● **Aim of the exercise**
The entries below need to be written out exactly, with no pictures included.

● **Records provided**
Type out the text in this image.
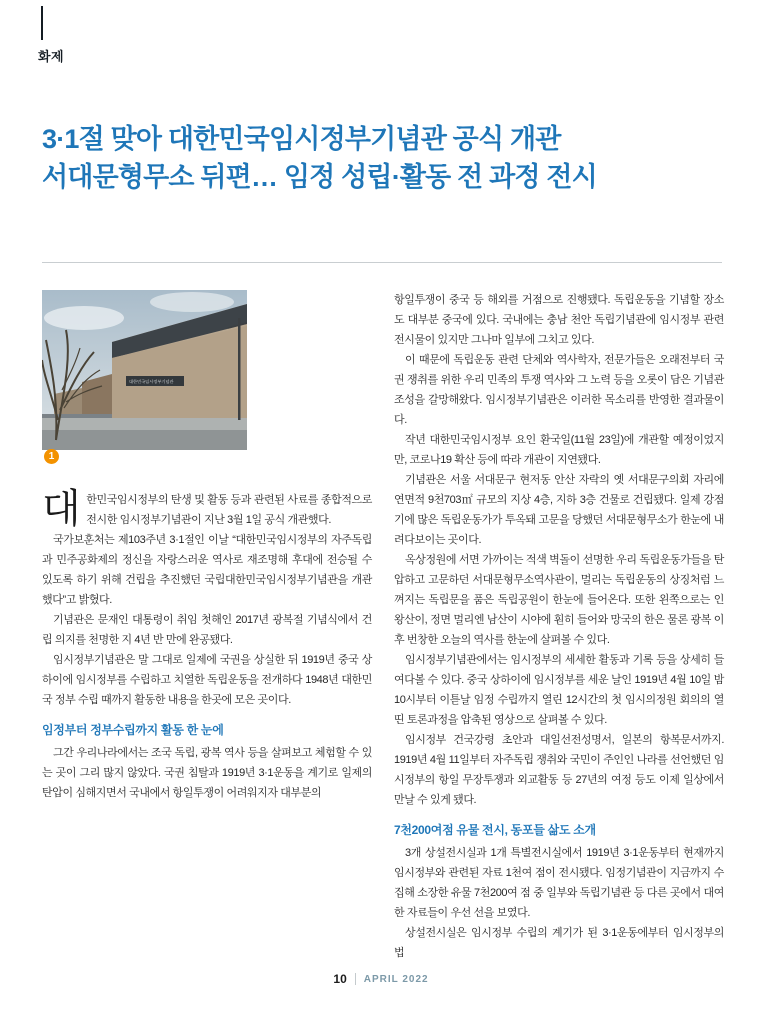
화제
3·1절 맞아 대한민국임시정부기념관 공식 개관
서대문형무소 뒤편… 임정 성립·활동 전 과정 전시
대한민국임시정부기념관
1

대한민국임시정부의 탄생 및 활동 등과 관련된 사료를 종합적으로 전시한 임시정부기념관이 지난 3월 1일 공식 개관했다.

국가보훈처는 제103주년 3·1절인 이날 “대한민국임시정부의 자주독립과 민주공화제의 정신을 자랑스러운 역사로 재조명해 후대에 전승될 수 있도록 하기 위해 건립을 추진했던 국립대한민국임시정부기념관을 개관했다”고 밝혔다.

기념관은 문재인 대통령이 취임 첫해인 2017년 광복절 기념식에서 건립 의지를 천명한 지 4년 반 만에 완공됐다.

임시정부기념관은 말 그대로 일제에 국권을 상실한 뒤 1919년 중국 상하이에 임시정부를 수립하고 치열한 독립운동을 전개하다 1948년 대한민국 정부 수립 때까지 활동한 내용을 한곳에 모은 곳이다.

임정부터 정부수립까지 활동 한 눈에

그간 우리나라에서는 조국 독립, 광복 역사 등을 살펴보고 체험할 수 있는 곳이 그리 많지 않았다. 국권 침탈과 1919년 3·1운동을 계기로 일제의 탄압이 심해지면서 국내에서 항일투쟁이 어려워지자 대부분의

항일투쟁이 중국 등 해외를 거점으로 진행됐다. 독립운동을 기념할 장소도 대부분 중국에 있다. 국내에는 충남 천안 독립기념관에 임시정부 관련 전시물이 있지만 그나마 일부에 그치고 있다.

이 때문에 독립운동 관련 단체와 역사학자, 전문가들은 오래전부터 국권 쟁취를 위한 우리 민족의 투쟁 역사와 그 노력 등을 오롯이 담은 기념관 조성을 갈망해왔다. 임시정부기념관은 이러한 목소리를 반영한 결과물이다.

작년 대한민국임시정부 요인 환국일(11월 23일)에 개관할 예정이었지만, 코로나19 확산 등에 따라 개관이 지연됐다.

기념관은 서울 서대문구 현저동 안산 자락의 옛 서대문구의회 자리에 연면적 9천703㎡ 규모의 지상 4층, 지하 3층 건물로 건립됐다. 일제 강점기에 많은 독립운동가가 투옥돼 고문을 당했던 서대문형무소가 한눈에 내려다보이는 곳이다.

옥상정원에 서면 가까이는 적색 벽돌이 선명한 우리 독립운동가들을 탄압하고 고문하던 서대문형무소역사관이, 멀리는 독립운동의 상징처럼 느껴지는 독립문을 품은 독립공원이 한눈에 들어온다. 또한 왼쪽으로는 인왕산이, 정면 멀리엔 남산이 시야에 훤히 들어와 망국의 한은 물론 광복 이후 번창한 오늘의 역사를 한눈에 살펴볼 수 있다.

임시정부기념관에서는 임시정부의 세세한 활동과 기록 등을 상세히 들여다볼 수 있다. 중국 상하이에 임시정부를 세운 날인 1919년 4월 10일 밤 10시부터 이튿날 임정 수립까지 열린 12시간의 첫 임시의정원 회의의 열띤 토론과정을 압축된 영상으로 살펴볼 수 있다.

임시정부 건국강령 초안과 대일선전성명서, 일본의 항복문서까지. 1919년 4월 11일부터 자주독립 쟁취와 국민이 주인인 나라를 선언했던 임시정부의 항일 무장투쟁과 외교활동 등 27년의 여정 등도 이제 일상에서 만날 수 있게 됐다.

7천200여점 유물 전시, 동포들 삶도 소개

3개 상설전시실과 1개 특별전시실에서 1919년 3·1운동부터 현재까지 임시정부와 관련된 자료 1천여 점이 전시됐다. 임정기념관이 지금까지 수집해 소장한 유물 7천200여 점 중 일부와 독립기념관 등 다른 곳에서 대여한 자료들이 우선 선을 보였다.

상설전시실은 임시정부 수립의 계기가 된 3·1운동에부터 임시정부의 법

10 APRIL 2022
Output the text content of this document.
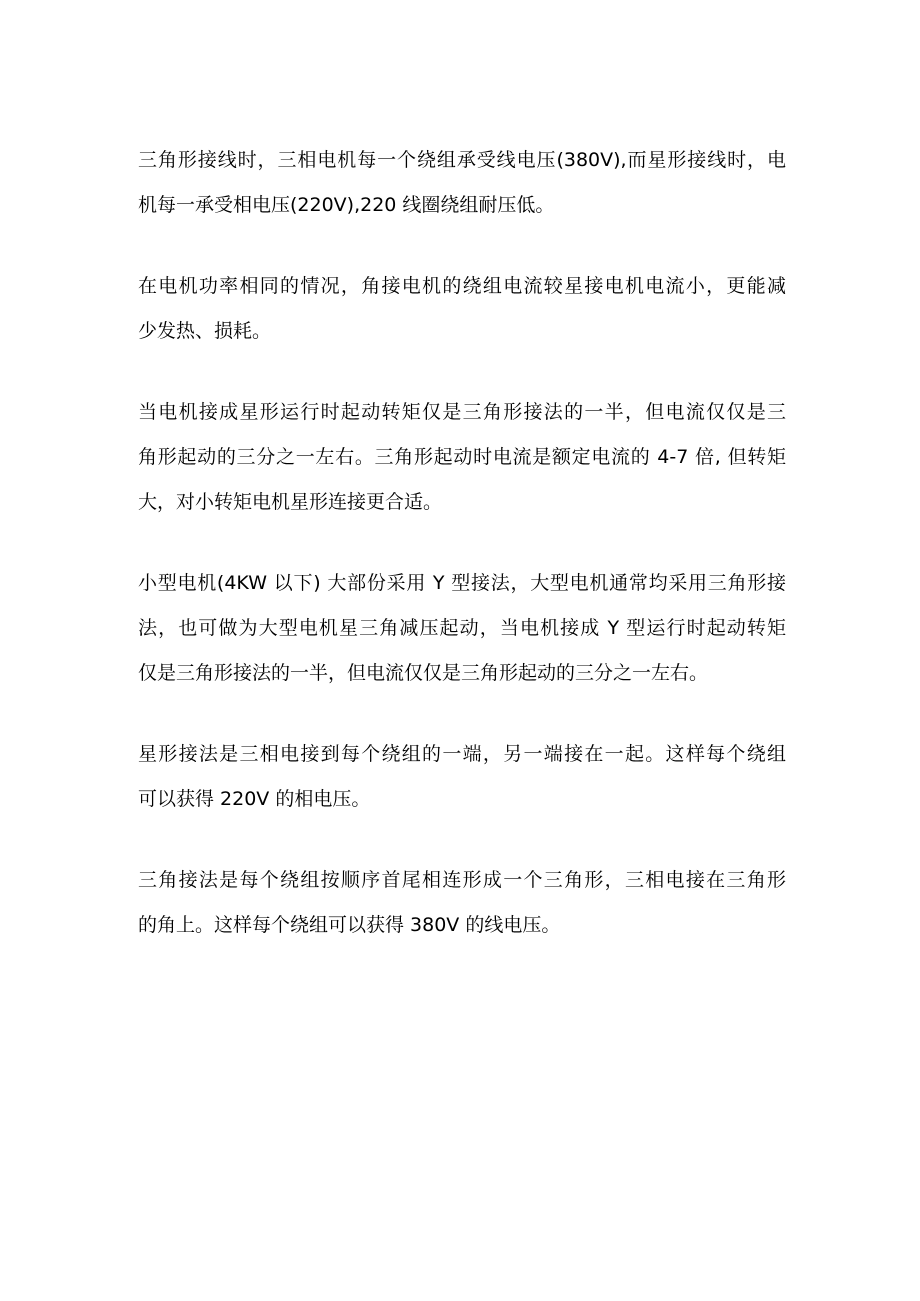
三角形接线时，三相电机每一个绕组承受线电压(380V),而星形接线时，电
机每一承受相电压(220V),220 线圈绕组耐压低。

在电机功率相同的情况，角接电机的绕组电流较星接电机电流小，更能减
少发热、损耗。

当电机接成星形运行时起动转矩仅是三角形接法的一半，但电流仅仅是三
角形起动的三分之一左右。三角形起动时电流是额定电流的 4-7 倍, 但转矩
大，对小转矩电机星形连接更合适。

小型电机(4KW 以下) 大部份采用 Y 型接法，大型电机通常均采用三角形接
法，也可做为大型电机星三角减压起动，当电机接成 Y 型运行时起动转矩
仅是三角形接法的一半，但电流仅仅是三角形起动的三分之一左右。

星形接法是三相电接到每个绕组的一端，另一端接在一起。这样每个绕组
可以获得 220V 的相电压。

三角接法是每个绕组按顺序首尾相连形成一个三角形，三相电接在三角形
的角上。这样每个绕组可以获得 380V 的线电压。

● **The result**
Type out the text in this image.
화제
3·1절 맞아 대한민국임시정부기념관 공식 개관
서대문형무소 뒤편… 임정 성립·활동 전 과정 전시
대한민국임시정부기념관
1

대한민국임시정부의 탄생 및 활동 등과 관련된 사료를 종합적으로 전시한 임시정부기념관이 지난 3월 1일 공식 개관했다.

국가보훈처는 제103주년 3·1절인 이날 “대한민국임시정부의 자주독립과 민주공화제의 정신을 자랑스러운 역사로 재조명해 후대에 전승될 수 있도록 하기 위해 건립을 추진했던 국립대한민국임시정부기념관을 개관했다”고 밝혔다.

기념관은 문재인 대통령이 취임 첫해인 2017년 광복절 기념식에서 건립 의지를 천명한 지 4년 반 만에 완공됐다.

임시정부기념관은 말 그대로 일제에 국권을 상실한 뒤 1919년 중국 상하이에 임시정부를 수립하고 치열한 독립운동을 전개하다 1948년 대한민국 정부 수립 때까지 활동한 내용을 한곳에 모은 곳이다.

임정부터 정부수립까지 활동 한 눈에

그간 우리나라에서는 조국 독립, 광복 역사 등을 살펴보고 체험할 수 있는 곳이 그리 많지 않았다. 국권 침탈과 1919년 3·1운동을 계기로 일제의 탄압이 심해지면서 국내에서 항일투쟁이 어려워지자 대부분의

항일투쟁이 중국 등 해외를 거점으로 진행됐다. 독립운동을 기념할 장소도 대부분 중국에 있다. 국내에는 충남 천안 독립기념관에 임시정부 관련 전시물이 있지만 그나마 일부에 그치고 있다.

이 때문에 독립운동 관련 단체와 역사학자, 전문가들은 오래전부터 국권 쟁취를 위한 우리 민족의 투쟁 역사와 그 노력 등을 오롯이 담은 기념관 조성을 갈망해왔다. 임시정부기념관은 이러한 목소리를 반영한 결과물이다.

작년 대한민국임시정부 요인 환국일(11월 23일)에 개관할 예정이었지만, 코로나19 확산 등에 따라 개관이 지연됐다.

기념관은 서울 서대문구 현저동 안산 자락의 옛 서대문구의회 자리에 연면적 9천703㎡ 규모의 지상 4층, 지하 3층 건물로 건립됐다. 일제 강점기에 많은 독립운동가가 투옥돼 고문을 당했던 서대문형무소가 한눈에 내려다보이는 곳이다.

옥상정원에 서면 가까이는 적색 벽돌이 선명한 우리 독립운동가들을 탄압하고 고문하던 서대문형무소역사관이, 멀리는 독립운동의 상징처럼 느껴지는 독립문을 품은 독립공원이 한눈에 들어온다. 또한 왼쪽으로는 인왕산이, 정면 멀리엔 남산이 시야에 훤히 들어와 망국의 한은 물론 광복 이후 번창한 오늘의 역사를 한눈에 살펴볼 수 있다.

임시정부기념관에서는 임시정부의 세세한 활동과 기록 등을 상세히 들여다볼 수 있다. 중국 상하이에 임시정부를 세운 날인 1919년 4월 10일 밤 10시부터 이튿날 임정 수립까지 열린 12시간의 첫 임시의정원 회의의 열띤 토론과정을 압축된 영상으로 살펴볼 수 있다.

임시정부 건국강령 초안과 대일선전성명서, 일본의 항복문서까지. 1919년 4월 11일부터 자주독립 쟁취와 국민이 주인인 나라를 선언했던 임시정부의 항일 무장투쟁과 외교활동 등 27년의 여정 등도 이제 일상에서 만날 수 있게 됐다.

7천200여점 유물 전시, 동포들 삶도 소개

3개 상설전시실과 1개 특별전시실에서 1919년 3·1운동부터 현재까지 임시정부와 관련된 자료 1천여 점이 전시됐다. 임정기념관이 지금까지 수집해 소장한 유물 7천200여 점 중 일부와 독립기념관 등 다른 곳에서 대여한 자료들이 우선 선을 보였다.

상설전시실은 임시정부 수립의 계기가 된 3·1운동에부터 임시정부의 법

10 APRIL 2022
Output the text content of this document.
三角形接线时，三相电机每一个绕组承受线电压(380V),而星形接线时，电
机每一承受相电压(220V),220 线圈绕组耐压低。

在电机功率相同的情况，角接电机的绕组电流较星接电机电流小，更能减
少发热、损耗。

当电机接成星形运行时起动转矩仅是三角形接法的一半，但电流仅仅是三
角形起动的三分之一左右。三角形起动时电流是额定电流的 4-7 倍, 但转矩
大，对小转矩电机星形连接更合适。

小型电机(4KW 以下) 大部份采用 Y 型接法，大型电机通常均采用三角形接
法，也可做为大型电机星三角减压起动，当电机接成 Y 型运行时起动转矩
仅是三角形接法的一半，但电流仅仅是三角形起动的三分之一左右。

星形接法是三相电接到每个绕组的一端，另一端接在一起。这样每个绕组
可以获得 220V 的相电压。

三角接法是每个绕组按顺序首尾相连形成一个三角形，三相电接在三角形
的角上。这样每个绕组可以获得 380V 的线电压。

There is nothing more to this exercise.